What is expected - Repeat every entry word for word, but leave the images out of your copy.

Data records
## BEGIN
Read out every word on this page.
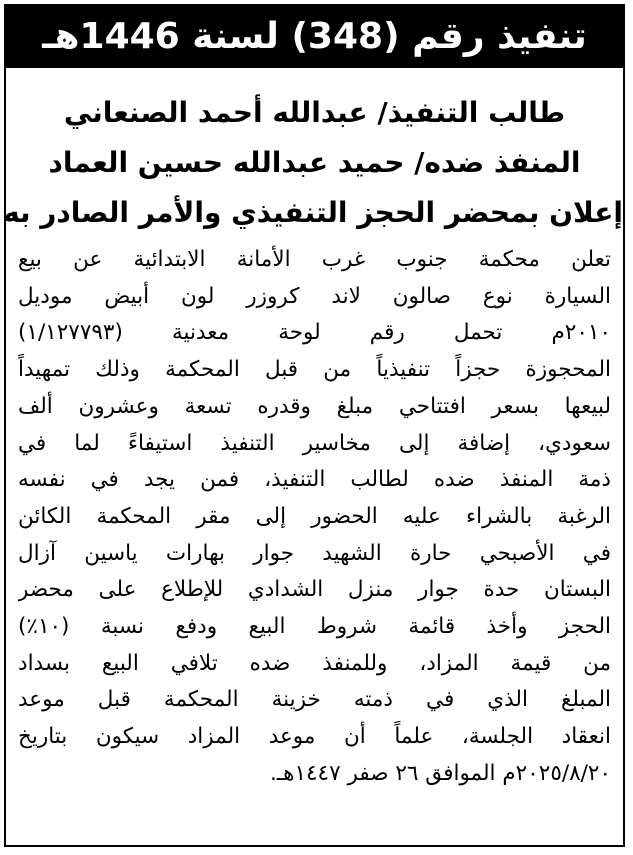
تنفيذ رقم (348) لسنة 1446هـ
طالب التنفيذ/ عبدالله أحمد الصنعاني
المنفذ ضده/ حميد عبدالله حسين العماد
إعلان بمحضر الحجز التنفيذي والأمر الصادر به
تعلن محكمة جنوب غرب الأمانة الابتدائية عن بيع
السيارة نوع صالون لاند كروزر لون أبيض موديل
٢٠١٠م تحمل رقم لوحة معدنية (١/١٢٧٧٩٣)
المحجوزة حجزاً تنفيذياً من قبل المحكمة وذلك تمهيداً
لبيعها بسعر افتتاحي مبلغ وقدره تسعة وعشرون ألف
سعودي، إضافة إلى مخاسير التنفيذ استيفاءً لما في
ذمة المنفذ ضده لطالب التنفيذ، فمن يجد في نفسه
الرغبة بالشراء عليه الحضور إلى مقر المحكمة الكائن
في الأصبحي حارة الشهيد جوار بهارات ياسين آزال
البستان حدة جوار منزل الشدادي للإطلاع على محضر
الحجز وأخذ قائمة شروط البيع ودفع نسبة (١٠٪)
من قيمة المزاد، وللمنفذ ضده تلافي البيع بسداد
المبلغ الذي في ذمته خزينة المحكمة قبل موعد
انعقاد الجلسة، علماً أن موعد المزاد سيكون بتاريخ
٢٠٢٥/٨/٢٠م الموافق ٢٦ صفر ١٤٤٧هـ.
## END
Solution to this problem -
Read out every word on this page.
تنفيذ رقم (348) لسنة 1446هـ
طالب التنفيذ/ عبدالله أحمد الصنعاني
المنفذ ضده/ حميد عبدالله حسين العماد
إعلان بمحضر الحجز التنفيذي والأمر الصادر به
تعلن محكمة جنوب غرب الأمانة الابتدائية عن بيع
السيارة نوع صالون لاند كروزر لون أبيض موديل
٢٠١٠م تحمل رقم لوحة معدنية (١/١٢٧٧٩٣)
المحجوزة حجزاً تنفيذياً من قبل المحكمة وذلك تمهيداً
لبيعها بسعر افتتاحي مبلغ وقدره تسعة وعشرون ألف
سعودي، إضافة إلى مخاسير التنفيذ استيفاءً لما في
ذمة المنفذ ضده لطالب التنفيذ، فمن يجد في نفسه
الرغبة بالشراء عليه الحضور إلى مقر المحكمة الكائن
في الأصبحي حارة الشهيد جوار بهارات ياسين آزال
البستان حدة جوار منزل الشدادي للإطلاع على محضر
الحجز وأخذ قائمة شروط البيع ودفع نسبة (١٠٪)
من قيمة المزاد، وللمنفذ ضده تلافي البيع بسداد
المبلغ الذي في ذمته خزينة المحكمة قبل موعد
انعقاد الجلسة، علماً أن موعد المزاد سيكون بتاريخ
٢٠٢٥/٨/٢٠م الموافق ٢٦ صفر ١٤٤٧هـ.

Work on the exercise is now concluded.